Leave out the pictures and transcribe everything else exactly.
+===+
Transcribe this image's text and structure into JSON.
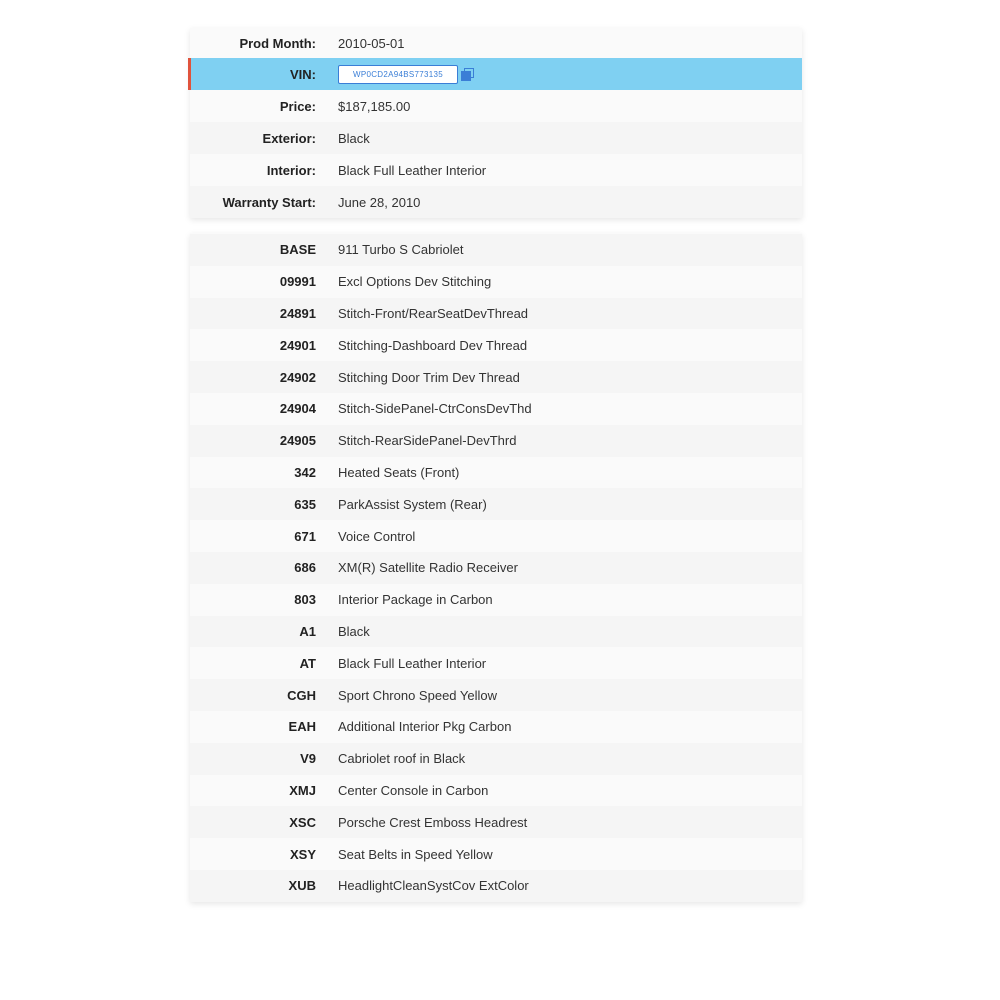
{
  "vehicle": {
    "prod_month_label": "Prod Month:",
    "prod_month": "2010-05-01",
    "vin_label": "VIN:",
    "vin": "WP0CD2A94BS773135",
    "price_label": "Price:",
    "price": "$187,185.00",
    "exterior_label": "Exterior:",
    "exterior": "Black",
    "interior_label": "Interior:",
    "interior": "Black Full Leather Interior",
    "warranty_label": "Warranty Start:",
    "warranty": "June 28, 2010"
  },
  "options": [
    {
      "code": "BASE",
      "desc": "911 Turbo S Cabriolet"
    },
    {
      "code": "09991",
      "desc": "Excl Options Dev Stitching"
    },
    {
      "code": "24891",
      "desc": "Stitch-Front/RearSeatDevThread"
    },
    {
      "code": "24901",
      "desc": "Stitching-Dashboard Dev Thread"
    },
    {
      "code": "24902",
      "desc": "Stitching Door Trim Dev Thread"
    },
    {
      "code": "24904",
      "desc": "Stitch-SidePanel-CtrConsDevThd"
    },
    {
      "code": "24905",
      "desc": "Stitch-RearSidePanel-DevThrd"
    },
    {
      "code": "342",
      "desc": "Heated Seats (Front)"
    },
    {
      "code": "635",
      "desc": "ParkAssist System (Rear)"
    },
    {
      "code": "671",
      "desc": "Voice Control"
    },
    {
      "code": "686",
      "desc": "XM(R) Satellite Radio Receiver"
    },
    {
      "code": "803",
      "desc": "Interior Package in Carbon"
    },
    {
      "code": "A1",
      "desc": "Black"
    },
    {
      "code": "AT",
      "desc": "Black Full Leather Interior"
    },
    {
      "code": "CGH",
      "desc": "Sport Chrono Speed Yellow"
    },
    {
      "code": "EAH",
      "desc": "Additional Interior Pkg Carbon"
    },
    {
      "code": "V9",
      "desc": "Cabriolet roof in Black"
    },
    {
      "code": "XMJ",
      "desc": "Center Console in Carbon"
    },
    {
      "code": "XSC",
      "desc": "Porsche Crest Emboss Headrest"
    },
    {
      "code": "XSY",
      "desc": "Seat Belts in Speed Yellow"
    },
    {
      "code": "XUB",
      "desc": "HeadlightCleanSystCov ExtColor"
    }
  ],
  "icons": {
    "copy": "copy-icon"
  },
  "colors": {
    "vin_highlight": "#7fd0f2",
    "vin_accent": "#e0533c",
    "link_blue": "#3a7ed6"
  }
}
+===+
• Complete output
Transcribe this image's text and structure into JSON.
{
  "vehicle": {
    "prod_month_label": "Prod Month:",
    "prod_month": "2010-05-01",
    "vin_label": "VIN:",
    "vin": "WP0CD2A94BS773135",
    "price_label": "Price:",
    "price": "$187,185.00",
    "exterior_label": "Exterior:",
    "exterior": "Black",
    "interior_label": "Interior:",
    "interior": "Black Full Leather Interior",
    "warranty_label": "Warranty Start:",
    "warranty": "June 28, 2010"
  },
  "options": [
    {
      "code": "BASE",
      "desc": "911 Turbo S Cabriolet"
    },
    {
      "code": "09991",
      "desc": "Excl Options Dev Stitching"
    },
    {
      "code": "24891",
      "desc": "Stitch-Front/RearSeatDevThread"
    },
    {
      "code": "24901",
      "desc": "Stitching-Dashboard Dev Thread"
    },
    {
      "code": "24902",
      "desc": "Stitching Door Trim Dev Thread"
    },
    {
      "code": "24904",
      "desc": "Stitch-SidePanel-CtrConsDevThd"
    },
    {
      "code": "24905",
      "desc": "Stitch-RearSidePanel-DevThrd"
    },
    {
      "code": "342",
      "desc": "Heated Seats (Front)"
    },
    {
      "code": "635",
      "desc": "ParkAssist System (Rear)"
    },
    {
      "code": "671",
      "desc": "Voice Control"
    },
    {
      "code": "686",
      "desc": "XM(R) Satellite Radio Receiver"
    },
    {
      "code": "803",
      "desc": "Interior Package in Carbon"
    },
    {
      "code": "A1",
      "desc": "Black"
    },
    {
      "code": "AT",
      "desc": "Black Full Leather Interior"
    },
    {
      "code": "CGH",
      "desc": "Sport Chrono Speed Yellow"
    },
    {
      "code": "EAH",
      "desc": "Additional Interior Pkg Carbon"
    },
    {
      "code": "V9",
      "desc": "Cabriolet roof in Black"
    },
    {
      "code": "XMJ",
      "desc": "Center Console in Carbon"
    },
    {
      "code": "XSC",
      "desc": "Porsche Crest Emboss Headrest"
    },
    {
      "code": "XSY",
      "desc": "Seat Belts in Speed Yellow"
    },
    {
      "code": "XUB",
      "desc": "HeadlightCleanSystCov ExtColor"
    }
  ],
  "icons": {
    "copy": "copy-icon"
  },
  "colors": {
    "vin_highlight": "#7fd0f2",
    "vin_accent": "#e0533c",
    "link_blue": "#3a7ed6"
  }
}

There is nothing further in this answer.